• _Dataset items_
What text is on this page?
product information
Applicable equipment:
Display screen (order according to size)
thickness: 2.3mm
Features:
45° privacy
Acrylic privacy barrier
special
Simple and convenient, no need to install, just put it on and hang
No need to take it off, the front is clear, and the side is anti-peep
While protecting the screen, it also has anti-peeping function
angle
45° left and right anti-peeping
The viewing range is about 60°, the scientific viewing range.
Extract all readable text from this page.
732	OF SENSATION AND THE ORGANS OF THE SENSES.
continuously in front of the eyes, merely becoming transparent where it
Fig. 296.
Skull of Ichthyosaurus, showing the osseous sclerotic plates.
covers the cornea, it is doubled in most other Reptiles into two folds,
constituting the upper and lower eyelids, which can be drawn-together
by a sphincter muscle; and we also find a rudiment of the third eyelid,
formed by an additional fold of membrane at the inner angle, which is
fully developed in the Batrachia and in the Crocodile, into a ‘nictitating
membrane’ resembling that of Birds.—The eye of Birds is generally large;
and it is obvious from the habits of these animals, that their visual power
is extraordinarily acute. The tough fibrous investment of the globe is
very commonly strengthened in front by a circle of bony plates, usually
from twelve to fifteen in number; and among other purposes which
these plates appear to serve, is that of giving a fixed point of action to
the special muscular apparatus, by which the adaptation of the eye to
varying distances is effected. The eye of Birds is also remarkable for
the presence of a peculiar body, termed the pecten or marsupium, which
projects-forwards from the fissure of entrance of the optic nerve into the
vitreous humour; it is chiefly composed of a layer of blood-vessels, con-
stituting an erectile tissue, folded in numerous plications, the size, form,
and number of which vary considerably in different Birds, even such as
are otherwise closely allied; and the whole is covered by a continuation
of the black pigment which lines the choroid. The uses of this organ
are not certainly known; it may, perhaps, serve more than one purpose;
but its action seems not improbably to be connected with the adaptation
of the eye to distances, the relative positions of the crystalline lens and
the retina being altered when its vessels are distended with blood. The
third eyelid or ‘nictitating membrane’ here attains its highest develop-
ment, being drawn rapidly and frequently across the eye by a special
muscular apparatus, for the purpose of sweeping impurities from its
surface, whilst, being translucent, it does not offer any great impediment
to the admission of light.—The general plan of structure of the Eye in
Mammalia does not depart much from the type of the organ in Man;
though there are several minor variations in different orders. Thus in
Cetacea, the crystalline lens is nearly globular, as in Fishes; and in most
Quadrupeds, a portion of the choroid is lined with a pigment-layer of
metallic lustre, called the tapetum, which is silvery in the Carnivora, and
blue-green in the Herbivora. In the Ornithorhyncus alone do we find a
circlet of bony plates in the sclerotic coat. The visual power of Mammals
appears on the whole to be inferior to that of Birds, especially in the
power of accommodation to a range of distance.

• _SHORT PROBLEM_
Pick out every line above that holds the word "range" and copy it.

• _RESULT FOR THIS EXERCISE_
The viewing range is about 60°, the scientific viewing range.
power of accommodation to a range of distance.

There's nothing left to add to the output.